> [Task requirements]
Extract each line where the string "Shall" shows up.

(Data entries)
* Begin *

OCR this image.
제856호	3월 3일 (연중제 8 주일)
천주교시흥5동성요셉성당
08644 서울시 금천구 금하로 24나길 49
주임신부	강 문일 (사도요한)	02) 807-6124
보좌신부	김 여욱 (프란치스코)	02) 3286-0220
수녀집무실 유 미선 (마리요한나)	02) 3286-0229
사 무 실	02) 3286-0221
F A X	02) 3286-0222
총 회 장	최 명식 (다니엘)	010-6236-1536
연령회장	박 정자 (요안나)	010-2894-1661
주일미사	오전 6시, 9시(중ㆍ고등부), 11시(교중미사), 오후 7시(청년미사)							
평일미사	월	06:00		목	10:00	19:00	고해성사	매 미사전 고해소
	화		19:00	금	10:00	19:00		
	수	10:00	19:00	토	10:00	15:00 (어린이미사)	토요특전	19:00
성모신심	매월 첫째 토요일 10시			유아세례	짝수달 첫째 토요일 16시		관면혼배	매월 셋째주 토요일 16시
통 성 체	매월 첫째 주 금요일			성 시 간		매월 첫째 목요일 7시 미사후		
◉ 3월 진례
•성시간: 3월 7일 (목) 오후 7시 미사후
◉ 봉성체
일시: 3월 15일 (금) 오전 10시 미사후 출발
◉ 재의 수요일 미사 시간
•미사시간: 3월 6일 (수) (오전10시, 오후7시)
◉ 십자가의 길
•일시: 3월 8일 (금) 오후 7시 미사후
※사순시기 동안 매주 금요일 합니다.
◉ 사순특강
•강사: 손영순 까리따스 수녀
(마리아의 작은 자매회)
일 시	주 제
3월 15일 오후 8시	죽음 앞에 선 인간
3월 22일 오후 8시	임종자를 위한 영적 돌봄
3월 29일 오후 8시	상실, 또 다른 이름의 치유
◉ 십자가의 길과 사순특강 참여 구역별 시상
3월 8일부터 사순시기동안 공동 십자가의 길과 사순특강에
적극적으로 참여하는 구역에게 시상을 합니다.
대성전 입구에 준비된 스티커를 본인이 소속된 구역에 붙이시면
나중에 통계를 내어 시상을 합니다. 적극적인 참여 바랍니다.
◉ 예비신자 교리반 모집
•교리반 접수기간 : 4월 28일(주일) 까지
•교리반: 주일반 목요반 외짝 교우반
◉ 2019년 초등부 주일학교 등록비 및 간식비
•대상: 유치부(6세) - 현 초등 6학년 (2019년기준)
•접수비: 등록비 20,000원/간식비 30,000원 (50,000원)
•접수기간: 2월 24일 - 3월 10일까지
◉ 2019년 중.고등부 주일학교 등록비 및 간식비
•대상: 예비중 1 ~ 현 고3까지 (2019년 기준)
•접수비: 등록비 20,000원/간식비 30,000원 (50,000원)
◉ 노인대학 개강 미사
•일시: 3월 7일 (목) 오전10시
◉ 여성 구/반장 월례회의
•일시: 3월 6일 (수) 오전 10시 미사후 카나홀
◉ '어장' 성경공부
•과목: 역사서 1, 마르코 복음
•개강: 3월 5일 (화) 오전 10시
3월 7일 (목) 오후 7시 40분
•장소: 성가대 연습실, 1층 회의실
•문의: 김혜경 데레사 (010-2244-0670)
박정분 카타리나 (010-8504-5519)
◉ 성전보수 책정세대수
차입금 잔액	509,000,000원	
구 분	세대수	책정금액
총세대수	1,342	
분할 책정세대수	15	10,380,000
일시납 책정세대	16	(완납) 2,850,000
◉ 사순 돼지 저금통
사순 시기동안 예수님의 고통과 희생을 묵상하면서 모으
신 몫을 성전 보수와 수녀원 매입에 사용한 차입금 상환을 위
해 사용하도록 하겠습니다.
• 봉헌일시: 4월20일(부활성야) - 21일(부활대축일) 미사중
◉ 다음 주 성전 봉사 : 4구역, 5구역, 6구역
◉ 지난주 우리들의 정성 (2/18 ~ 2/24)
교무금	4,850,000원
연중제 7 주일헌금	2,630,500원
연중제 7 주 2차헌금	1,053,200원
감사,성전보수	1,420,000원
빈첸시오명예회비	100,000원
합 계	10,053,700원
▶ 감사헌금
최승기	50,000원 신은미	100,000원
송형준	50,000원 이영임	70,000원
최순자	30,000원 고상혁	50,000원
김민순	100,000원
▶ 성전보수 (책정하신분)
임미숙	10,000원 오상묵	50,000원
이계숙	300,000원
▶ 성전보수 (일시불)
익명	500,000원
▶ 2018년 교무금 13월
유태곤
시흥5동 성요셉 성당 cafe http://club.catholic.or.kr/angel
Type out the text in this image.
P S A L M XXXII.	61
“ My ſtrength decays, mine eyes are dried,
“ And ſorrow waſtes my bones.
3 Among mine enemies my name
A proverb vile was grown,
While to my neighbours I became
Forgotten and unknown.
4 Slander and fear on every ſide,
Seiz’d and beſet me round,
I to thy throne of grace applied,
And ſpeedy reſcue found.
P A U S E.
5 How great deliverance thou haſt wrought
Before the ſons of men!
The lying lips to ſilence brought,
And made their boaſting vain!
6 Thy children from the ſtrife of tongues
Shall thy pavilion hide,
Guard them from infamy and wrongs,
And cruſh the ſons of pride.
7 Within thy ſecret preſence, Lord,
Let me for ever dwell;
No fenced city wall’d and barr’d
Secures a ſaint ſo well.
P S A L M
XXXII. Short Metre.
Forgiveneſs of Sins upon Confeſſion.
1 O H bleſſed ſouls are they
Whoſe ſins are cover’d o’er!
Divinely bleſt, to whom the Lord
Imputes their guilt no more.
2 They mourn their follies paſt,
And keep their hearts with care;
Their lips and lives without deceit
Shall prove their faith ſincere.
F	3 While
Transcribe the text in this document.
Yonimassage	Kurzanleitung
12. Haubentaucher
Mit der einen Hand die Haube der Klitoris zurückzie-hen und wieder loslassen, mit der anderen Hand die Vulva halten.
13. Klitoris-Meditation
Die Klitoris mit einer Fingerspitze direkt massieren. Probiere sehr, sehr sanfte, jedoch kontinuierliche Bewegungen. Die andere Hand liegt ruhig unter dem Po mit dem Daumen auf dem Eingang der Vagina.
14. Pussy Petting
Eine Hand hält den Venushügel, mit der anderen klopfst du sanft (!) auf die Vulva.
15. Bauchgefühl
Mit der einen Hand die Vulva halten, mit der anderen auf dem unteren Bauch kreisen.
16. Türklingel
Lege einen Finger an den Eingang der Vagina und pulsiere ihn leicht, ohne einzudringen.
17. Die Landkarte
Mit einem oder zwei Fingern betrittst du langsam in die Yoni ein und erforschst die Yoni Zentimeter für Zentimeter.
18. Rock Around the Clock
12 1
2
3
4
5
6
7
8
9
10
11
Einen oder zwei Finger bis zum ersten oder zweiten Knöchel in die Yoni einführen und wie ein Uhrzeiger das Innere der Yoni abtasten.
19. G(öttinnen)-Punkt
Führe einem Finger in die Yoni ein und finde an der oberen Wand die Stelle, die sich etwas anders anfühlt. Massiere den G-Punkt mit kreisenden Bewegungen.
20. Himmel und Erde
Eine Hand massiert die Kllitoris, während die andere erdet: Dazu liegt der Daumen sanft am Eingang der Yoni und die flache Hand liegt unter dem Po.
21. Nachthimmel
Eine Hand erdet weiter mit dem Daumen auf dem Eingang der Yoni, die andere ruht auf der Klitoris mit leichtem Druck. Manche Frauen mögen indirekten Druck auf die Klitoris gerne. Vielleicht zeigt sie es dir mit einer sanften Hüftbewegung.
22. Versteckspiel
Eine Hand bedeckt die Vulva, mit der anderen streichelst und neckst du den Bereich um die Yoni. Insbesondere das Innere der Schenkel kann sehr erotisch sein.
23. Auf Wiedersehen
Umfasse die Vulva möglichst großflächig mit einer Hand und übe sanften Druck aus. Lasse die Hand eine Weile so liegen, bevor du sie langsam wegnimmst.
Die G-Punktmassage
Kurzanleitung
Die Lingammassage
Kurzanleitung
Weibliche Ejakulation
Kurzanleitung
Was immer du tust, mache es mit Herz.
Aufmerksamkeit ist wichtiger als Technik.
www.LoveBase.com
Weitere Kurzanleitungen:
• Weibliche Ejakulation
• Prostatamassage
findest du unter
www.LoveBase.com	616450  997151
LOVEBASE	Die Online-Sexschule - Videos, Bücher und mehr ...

* End *

> [Task answer]
Shall thy pavilion hide,
Shall prove their faith ſincere.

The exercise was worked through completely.